Records that describe figures
+++
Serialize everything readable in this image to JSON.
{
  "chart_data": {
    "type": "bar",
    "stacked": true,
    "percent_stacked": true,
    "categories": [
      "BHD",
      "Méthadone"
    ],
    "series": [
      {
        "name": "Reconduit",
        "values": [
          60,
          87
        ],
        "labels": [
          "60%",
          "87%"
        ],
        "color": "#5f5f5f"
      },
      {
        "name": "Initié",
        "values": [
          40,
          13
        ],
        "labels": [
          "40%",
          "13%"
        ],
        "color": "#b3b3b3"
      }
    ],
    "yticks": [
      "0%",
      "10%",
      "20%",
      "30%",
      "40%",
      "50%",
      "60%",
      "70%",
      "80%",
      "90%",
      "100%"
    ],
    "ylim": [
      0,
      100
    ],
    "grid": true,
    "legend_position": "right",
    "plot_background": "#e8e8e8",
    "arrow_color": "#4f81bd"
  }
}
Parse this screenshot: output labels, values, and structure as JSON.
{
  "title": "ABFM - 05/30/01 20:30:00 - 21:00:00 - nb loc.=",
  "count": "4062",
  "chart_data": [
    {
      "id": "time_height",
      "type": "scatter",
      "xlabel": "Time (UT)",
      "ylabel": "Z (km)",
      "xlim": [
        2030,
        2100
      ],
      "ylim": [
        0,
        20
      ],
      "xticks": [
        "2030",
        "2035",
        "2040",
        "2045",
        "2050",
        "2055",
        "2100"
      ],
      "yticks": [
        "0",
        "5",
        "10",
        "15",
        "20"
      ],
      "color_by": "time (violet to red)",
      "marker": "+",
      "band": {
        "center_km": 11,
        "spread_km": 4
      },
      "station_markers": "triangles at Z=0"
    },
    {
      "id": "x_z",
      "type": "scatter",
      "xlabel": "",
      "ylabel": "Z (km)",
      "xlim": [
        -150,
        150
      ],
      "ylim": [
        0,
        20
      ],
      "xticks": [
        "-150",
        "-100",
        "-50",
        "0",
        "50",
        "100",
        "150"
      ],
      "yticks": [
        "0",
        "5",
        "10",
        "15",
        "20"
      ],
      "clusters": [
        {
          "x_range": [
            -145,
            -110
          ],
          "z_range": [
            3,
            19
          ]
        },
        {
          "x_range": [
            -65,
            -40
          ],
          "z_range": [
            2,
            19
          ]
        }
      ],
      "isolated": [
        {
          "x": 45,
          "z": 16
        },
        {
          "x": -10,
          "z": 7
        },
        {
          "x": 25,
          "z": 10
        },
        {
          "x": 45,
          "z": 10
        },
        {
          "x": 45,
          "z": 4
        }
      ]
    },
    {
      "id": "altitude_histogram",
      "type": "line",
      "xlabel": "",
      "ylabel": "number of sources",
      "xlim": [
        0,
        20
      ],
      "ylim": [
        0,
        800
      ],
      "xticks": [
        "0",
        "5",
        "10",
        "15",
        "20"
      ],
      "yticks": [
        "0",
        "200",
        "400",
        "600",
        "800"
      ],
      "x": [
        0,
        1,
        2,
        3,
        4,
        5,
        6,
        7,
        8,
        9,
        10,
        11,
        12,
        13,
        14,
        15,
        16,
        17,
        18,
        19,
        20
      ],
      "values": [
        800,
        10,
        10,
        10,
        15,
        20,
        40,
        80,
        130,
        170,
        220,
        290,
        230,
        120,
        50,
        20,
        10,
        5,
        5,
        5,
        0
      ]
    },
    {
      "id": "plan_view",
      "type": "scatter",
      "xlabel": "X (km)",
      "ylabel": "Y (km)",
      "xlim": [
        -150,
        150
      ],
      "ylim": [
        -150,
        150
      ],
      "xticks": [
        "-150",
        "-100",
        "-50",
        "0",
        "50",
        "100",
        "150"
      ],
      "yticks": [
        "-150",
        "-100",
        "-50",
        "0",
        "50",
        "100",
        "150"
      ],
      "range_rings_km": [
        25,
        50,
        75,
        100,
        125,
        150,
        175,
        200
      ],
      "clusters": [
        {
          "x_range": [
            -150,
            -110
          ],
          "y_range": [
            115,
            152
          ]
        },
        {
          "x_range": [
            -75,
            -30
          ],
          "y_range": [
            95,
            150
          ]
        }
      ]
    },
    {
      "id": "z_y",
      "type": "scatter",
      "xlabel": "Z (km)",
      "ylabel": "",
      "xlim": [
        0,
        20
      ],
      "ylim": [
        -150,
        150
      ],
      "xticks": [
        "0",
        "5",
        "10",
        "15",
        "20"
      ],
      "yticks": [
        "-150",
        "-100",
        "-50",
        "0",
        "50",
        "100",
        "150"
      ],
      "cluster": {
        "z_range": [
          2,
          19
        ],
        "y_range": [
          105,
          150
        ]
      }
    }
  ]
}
+++
# EXERCISE OBJECTIVE
Please output the entries above, every line exactly as it reads.

# CORRECT RESPONSE
Serialize everything readable in this image to JSON.
{
  "chart_data": {
    "type": "bar",
    "stacked": true,
    "percent_stacked": true,
    "categories": [
      "BHD",
      "Méthadone"
    ],
    "series": [
      {
        "name": "Reconduit",
        "values": [
          60,
          87
        ],
        "labels": [
          "60%",
          "87%"
        ],
        "color": "#5f5f5f"
      },
      {
        "name": "Initié",
        "values": [
          40,
          13
        ],
        "labels": [
          "40%",
          "13%"
        ],
        "color": "#b3b3b3"
      }
    ],
    "yticks": [
      "0%",
      "10%",
      "20%",
      "30%",
      "40%",
      "50%",
      "60%",
      "70%",
      "80%",
      "90%",
      "100%"
    ],
    "ylim": [
      0,
      100
    ],
    "grid": true,
    "legend_position": "right",
    "plot_background": "#e8e8e8",
    "arrow_color": "#4f81bd"
  }
}
Parse this screenshot: output labels, values, and structure as JSON.
{
  "title": "ABFM - 05/30/01 20:30:00 - 21:00:00 - nb loc.=",
  "count": "4062",
  "chart_data": [
    {
      "id": "time_height",
      "type": "scatter",
      "xlabel": "Time (UT)",
      "ylabel": "Z (km)",
      "xlim": [
        2030,
        2100
      ],
      "ylim": [
        0,
        20
      ],
      "xticks": [
        "2030",
        "2035",
        "2040",
        "2045",
        "2050",
        "2055",
        "2100"
      ],
      "yticks": [
        "0",
        "5",
        "10",
        "15",
        "20"
      ],
      "color_by": "time (violet to red)",
      "marker": "+",
      "band": {
        "center_km": 11,
        "spread_km": 4
      },
      "station_markers": "triangles at Z=0"
    },
    {
      "id": "x_z",
      "type": "scatter",
      "xlabel": "",
      "ylabel": "Z (km)",
      "xlim": [
        -150,
        150
      ],
      "ylim": [
        0,
        20
      ],
      "xticks": [
        "-150",
        "-100",
        "-50",
        "0",
        "50",
        "100",
        "150"
      ],
      "yticks": [
        "0",
        "5",
        "10",
        "15",
        "20"
      ],
      "clusters": [
        {
          "x_range": [
            -145,
            -110
          ],
          "z_range": [
            3,
            19
          ]
        },
        {
          "x_range": [
            -65,
            -40
          ],
          "z_range": [
            2,
            19
          ]
        }
      ],
      "isolated": [
        {
          "x": 45,
          "z": 16
        },
        {
          "x": -10,
          "z": 7
        },
        {
          "x": 25,
          "z": 10
        },
        {
          "x": 45,
          "z": 10
        },
        {
          "x": 45,
          "z": 4
        }
      ]
    },
    {
      "id": "altitude_histogram",
      "type": "line",
      "xlabel": "",
      "ylabel": "number of sources",
      "xlim": [
        0,
        20
      ],
      "ylim": [
        0,
        800
      ],
      "xticks": [
        "0",
        "5",
        "10",
        "15",
        "20"
      ],
      "yticks": [
        "0",
        "200",
        "400",
        "600",
        "800"
      ],
      "x": [
        0,
        1,
        2,
        3,
        4,
        5,
        6,
        7,
        8,
        9,
        10,
        11,
        12,
        13,
        14,
        15,
        16,
        17,
        18,
        19,
        20
      ],
      "values": [
        800,
        10,
        10,
        10,
        15,
        20,
        40,
        80,
        130,
        170,
        220,
        290,
        230,
        120,
        50,
        20,
        10,
        5,
        5,
        5,
        0
      ]
    },
    {
      "id": "plan_view",
      "type": "scatter",
      "xlabel": "X (km)",
      "ylabel": "Y (km)",
      "xlim": [
        -150,
        150
      ],
      "ylim": [
        -150,
        150
      ],
      "xticks": [
        "-150",
        "-100",
        "-50",
        "0",
        "50",
        "100",
        "150"
      ],
      "yticks": [
        "-150",
        "-100",
        "-50",
        "0",
        "50",
        "100",
        "150"
      ],
      "range_rings_km": [
        25,
        50,
        75,
        100,
        125,
        150,
        175,
        200
      ],
      "clusters": [
        {
          "x_range": [
            -150,
            -110
          ],
          "y_range": [
            115,
            152
          ]
        },
        {
          "x_range": [
            -75,
            -30
          ],
          "y_range": [
            95,
            150
          ]
        }
      ]
    },
    {
      "id": "z_y",
      "type": "scatter",
      "xlabel": "Z (km)",
      "ylabel": "",
      "xlim": [
        0,
        20
      ],
      "ylim": [
        -150,
        150
      ],
      "xticks": [
        "0",
        "5",
        "10",
        "15",
        "20"
      ],
      "yticks": [
        "-150",
        "-100",
        "-50",
        "0",
        "50",
        "100",
        "150"
      ],
      "cluster": {
        "z_range": [
          2,
          19
        ],
        "y_range": [
          105,
          150
        ]
      }
    }
  ]
}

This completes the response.